**PROBLEM STATEMENT**
In the listing below, locate the lines bearing the word "name". Copy every one of them.
**** INFORMATION PROVIDED ****
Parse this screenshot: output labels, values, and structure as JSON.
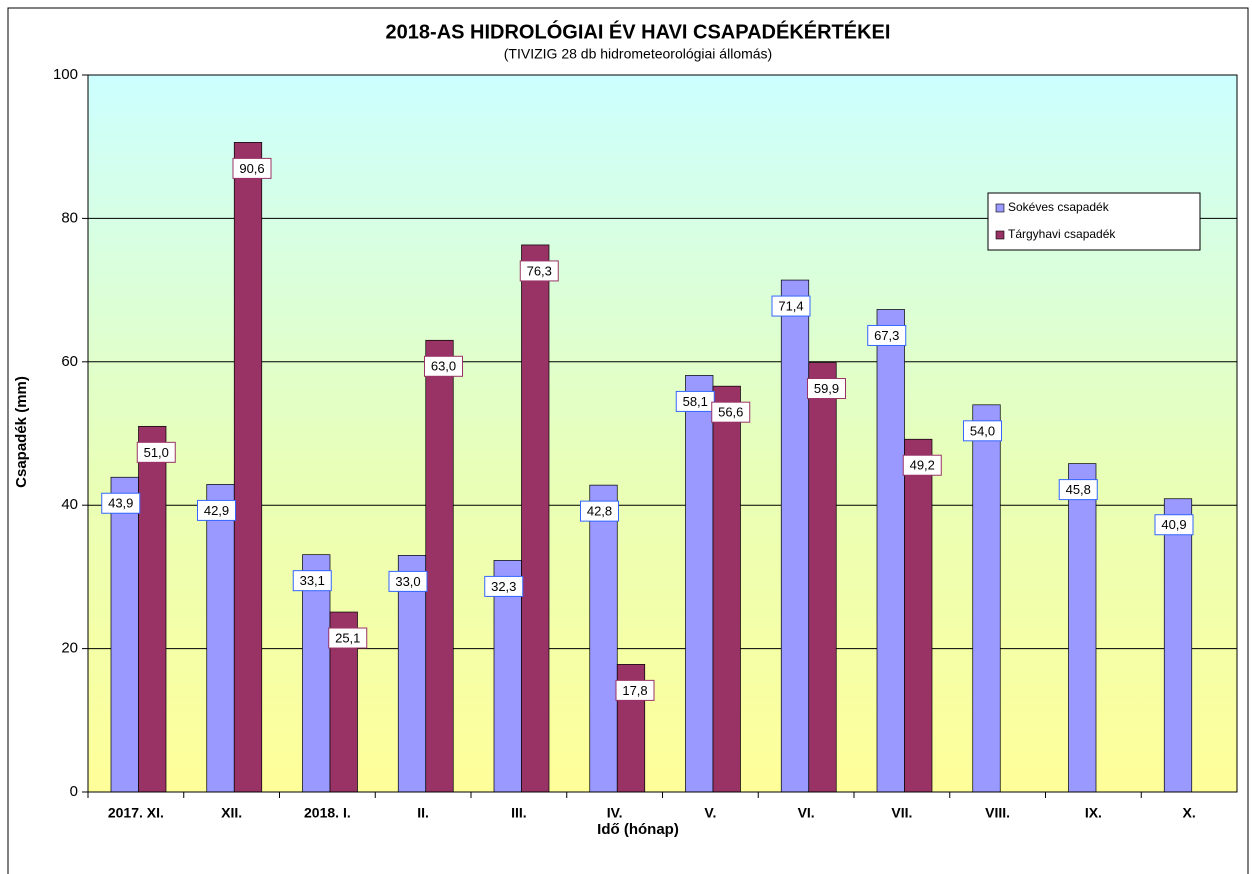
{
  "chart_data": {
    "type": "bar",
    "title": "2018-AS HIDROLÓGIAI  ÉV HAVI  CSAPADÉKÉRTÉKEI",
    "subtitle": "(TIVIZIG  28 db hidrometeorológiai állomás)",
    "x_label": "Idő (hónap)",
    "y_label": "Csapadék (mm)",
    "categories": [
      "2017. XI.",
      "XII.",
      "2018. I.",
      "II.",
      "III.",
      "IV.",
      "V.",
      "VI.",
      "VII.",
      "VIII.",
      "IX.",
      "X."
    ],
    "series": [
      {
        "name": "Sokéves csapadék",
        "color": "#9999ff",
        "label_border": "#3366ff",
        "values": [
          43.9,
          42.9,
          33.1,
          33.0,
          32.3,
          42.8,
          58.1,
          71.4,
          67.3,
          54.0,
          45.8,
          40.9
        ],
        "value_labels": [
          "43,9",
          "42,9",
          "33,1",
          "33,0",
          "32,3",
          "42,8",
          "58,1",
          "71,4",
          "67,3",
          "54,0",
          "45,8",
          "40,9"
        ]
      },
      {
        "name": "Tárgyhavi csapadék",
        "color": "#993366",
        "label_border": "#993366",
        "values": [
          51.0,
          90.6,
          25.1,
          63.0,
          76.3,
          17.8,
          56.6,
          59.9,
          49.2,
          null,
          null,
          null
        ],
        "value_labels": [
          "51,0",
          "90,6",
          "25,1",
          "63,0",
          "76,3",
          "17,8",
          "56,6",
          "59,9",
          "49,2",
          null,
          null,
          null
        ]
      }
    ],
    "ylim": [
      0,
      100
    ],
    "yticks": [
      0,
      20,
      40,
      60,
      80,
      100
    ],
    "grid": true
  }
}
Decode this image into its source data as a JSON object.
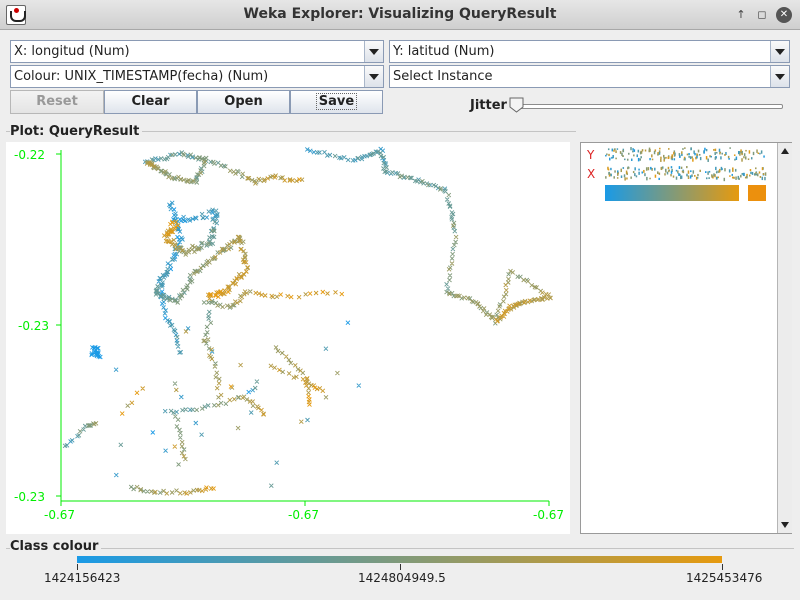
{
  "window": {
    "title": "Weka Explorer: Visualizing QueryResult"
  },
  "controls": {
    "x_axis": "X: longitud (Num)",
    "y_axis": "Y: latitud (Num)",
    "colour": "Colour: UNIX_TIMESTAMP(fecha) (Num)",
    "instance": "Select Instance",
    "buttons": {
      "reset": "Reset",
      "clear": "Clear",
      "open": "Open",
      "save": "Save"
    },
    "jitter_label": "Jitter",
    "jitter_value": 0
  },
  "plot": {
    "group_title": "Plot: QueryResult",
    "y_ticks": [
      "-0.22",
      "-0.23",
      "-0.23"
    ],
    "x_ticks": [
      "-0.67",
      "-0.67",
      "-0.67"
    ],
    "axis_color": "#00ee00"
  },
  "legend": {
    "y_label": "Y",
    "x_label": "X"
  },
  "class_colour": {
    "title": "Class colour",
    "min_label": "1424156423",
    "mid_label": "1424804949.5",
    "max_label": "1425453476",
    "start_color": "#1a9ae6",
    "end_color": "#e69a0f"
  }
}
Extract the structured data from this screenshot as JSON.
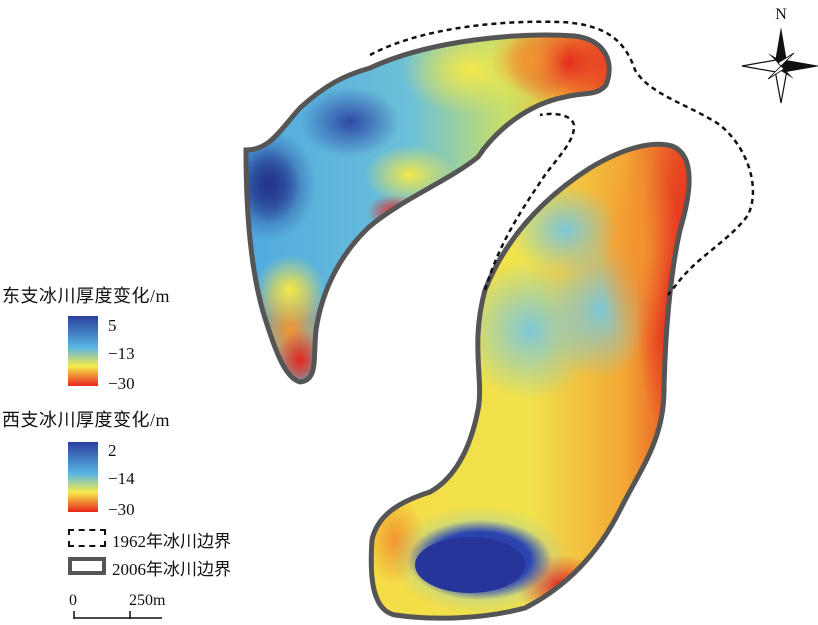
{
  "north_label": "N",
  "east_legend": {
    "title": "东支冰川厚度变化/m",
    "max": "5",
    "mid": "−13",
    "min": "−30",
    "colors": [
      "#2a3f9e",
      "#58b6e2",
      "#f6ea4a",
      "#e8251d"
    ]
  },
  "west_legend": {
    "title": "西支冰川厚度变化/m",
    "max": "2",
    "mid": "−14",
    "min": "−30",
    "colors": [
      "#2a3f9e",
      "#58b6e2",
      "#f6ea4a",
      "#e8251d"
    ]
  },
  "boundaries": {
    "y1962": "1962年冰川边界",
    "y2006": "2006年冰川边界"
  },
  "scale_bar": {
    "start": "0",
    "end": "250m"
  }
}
****
**** INFORMATION PROVIDED ****
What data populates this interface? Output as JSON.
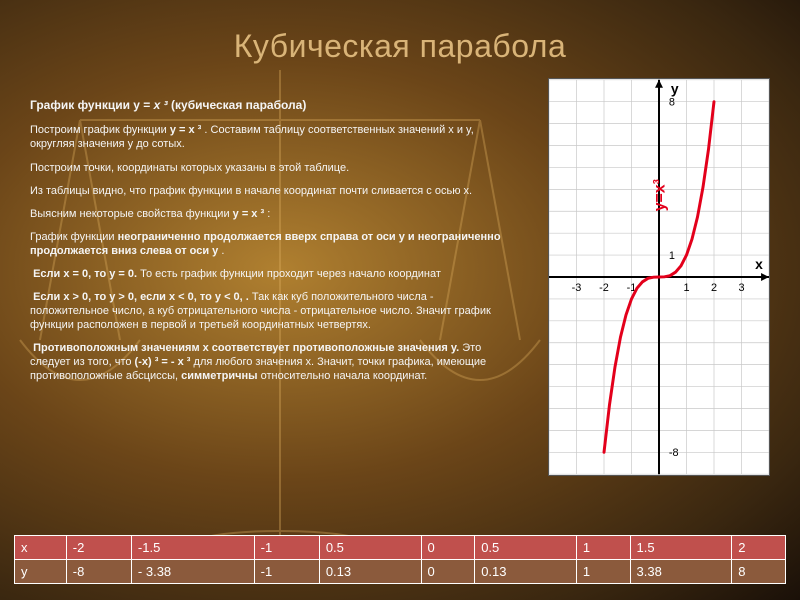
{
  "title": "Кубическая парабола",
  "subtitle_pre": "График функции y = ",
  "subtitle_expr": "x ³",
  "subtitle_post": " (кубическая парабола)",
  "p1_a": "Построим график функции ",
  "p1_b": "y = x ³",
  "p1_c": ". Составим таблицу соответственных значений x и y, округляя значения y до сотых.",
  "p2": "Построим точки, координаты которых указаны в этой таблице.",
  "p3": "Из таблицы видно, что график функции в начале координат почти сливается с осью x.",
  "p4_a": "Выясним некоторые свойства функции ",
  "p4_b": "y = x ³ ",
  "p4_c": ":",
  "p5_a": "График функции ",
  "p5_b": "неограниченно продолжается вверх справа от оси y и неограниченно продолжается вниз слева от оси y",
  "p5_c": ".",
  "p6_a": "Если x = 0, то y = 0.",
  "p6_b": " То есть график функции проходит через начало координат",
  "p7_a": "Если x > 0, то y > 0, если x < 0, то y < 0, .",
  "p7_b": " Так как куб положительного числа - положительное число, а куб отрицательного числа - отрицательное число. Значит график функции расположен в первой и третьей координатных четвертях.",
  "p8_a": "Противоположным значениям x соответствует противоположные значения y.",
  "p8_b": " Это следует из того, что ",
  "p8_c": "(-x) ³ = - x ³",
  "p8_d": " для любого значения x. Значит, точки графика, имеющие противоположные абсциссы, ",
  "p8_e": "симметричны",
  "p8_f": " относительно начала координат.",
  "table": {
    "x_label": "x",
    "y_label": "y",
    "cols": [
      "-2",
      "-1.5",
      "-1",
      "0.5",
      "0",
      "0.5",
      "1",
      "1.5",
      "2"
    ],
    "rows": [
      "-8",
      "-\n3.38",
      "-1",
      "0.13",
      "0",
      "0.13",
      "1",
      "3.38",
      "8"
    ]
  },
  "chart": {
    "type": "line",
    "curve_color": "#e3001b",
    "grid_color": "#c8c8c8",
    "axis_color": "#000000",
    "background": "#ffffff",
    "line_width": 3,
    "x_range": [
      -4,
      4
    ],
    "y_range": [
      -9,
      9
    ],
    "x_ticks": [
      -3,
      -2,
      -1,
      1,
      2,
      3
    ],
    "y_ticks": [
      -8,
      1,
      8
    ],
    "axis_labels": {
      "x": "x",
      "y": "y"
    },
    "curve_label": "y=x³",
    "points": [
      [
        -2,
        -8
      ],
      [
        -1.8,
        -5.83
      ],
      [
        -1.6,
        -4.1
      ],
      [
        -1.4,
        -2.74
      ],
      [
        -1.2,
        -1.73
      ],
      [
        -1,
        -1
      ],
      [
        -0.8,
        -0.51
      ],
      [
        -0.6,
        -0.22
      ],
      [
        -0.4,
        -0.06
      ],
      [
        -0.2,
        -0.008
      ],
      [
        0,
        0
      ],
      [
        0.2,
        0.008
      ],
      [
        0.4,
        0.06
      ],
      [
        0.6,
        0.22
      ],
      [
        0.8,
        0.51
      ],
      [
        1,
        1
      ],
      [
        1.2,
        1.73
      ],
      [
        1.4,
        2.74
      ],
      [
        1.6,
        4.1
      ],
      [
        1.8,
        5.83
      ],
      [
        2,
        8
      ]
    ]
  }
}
****
**** INFORMATION PROVIDED ****
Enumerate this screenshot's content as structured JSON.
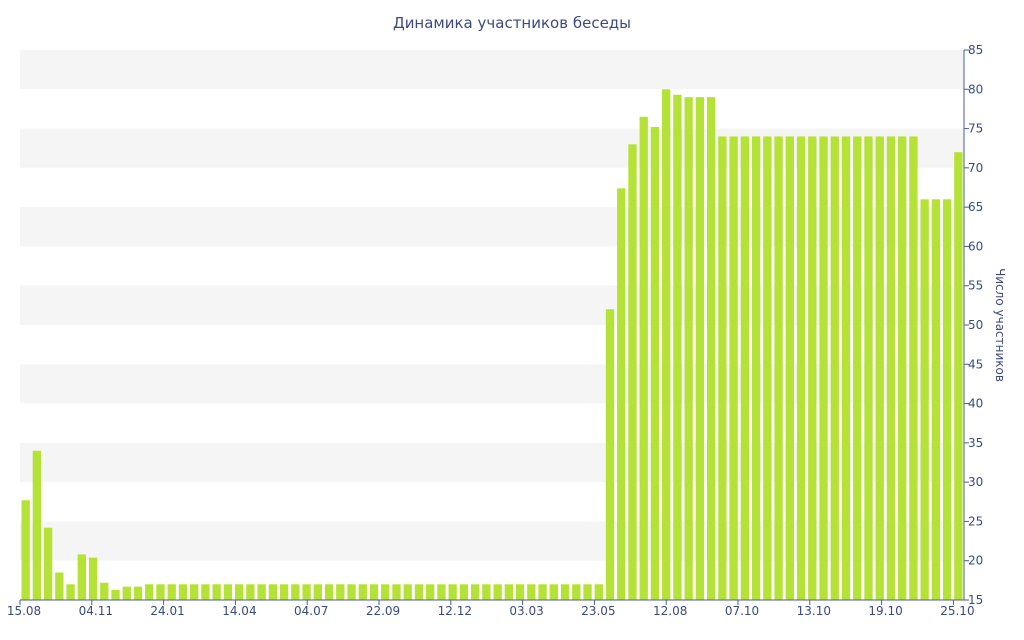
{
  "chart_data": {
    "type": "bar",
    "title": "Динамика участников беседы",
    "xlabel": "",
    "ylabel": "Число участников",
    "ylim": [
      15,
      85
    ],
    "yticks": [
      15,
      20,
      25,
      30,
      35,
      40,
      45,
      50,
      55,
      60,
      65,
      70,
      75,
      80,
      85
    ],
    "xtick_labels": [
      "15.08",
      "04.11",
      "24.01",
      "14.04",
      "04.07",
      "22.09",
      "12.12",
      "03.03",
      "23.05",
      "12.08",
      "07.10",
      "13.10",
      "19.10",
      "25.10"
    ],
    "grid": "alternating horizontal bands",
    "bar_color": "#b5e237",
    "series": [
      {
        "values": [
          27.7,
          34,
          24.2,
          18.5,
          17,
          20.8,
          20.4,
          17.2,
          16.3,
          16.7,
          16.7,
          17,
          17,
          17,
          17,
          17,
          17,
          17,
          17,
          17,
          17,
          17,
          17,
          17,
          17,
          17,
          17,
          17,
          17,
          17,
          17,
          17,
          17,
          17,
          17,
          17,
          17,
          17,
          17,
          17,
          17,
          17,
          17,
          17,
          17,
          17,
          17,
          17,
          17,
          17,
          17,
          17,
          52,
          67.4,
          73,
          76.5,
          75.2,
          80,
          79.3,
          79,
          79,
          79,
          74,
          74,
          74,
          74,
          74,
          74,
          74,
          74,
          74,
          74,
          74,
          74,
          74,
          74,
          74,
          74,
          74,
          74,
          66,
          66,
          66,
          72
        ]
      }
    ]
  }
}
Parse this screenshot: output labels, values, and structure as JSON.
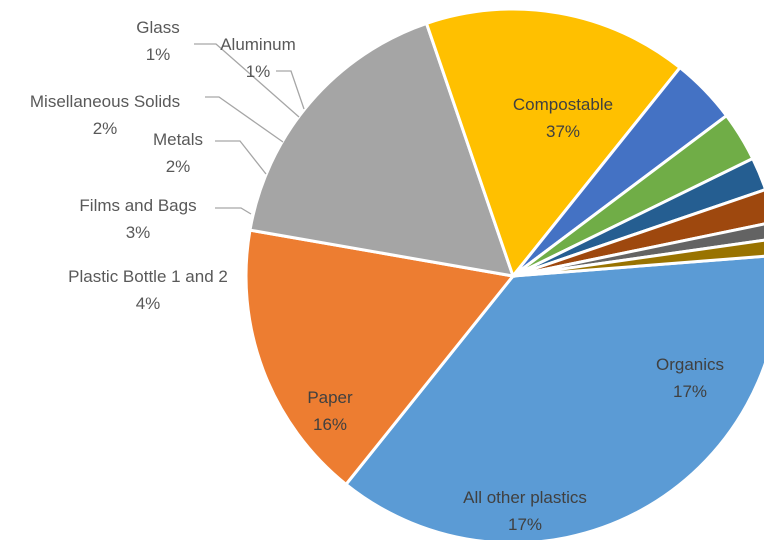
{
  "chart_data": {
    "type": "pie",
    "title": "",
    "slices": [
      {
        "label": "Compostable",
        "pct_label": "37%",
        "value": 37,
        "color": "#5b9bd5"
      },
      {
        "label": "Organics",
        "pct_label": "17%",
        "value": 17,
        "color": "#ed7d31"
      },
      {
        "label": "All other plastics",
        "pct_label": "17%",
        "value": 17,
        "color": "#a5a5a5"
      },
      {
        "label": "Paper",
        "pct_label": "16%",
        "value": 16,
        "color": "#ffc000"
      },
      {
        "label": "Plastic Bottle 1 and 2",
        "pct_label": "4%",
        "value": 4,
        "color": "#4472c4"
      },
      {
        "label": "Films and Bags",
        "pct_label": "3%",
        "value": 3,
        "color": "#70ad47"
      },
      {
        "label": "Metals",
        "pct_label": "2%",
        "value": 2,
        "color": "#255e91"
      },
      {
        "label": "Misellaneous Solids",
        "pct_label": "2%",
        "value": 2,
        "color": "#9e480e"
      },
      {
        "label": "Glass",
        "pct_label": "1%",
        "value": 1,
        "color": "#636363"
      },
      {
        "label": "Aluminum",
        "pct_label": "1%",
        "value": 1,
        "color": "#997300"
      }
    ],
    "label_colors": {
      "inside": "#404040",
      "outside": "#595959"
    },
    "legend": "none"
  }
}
****
**WORKED SOLUTION**
        "name": "Sokéves csapadék",
        "name": "Tárgyhavi csapadék",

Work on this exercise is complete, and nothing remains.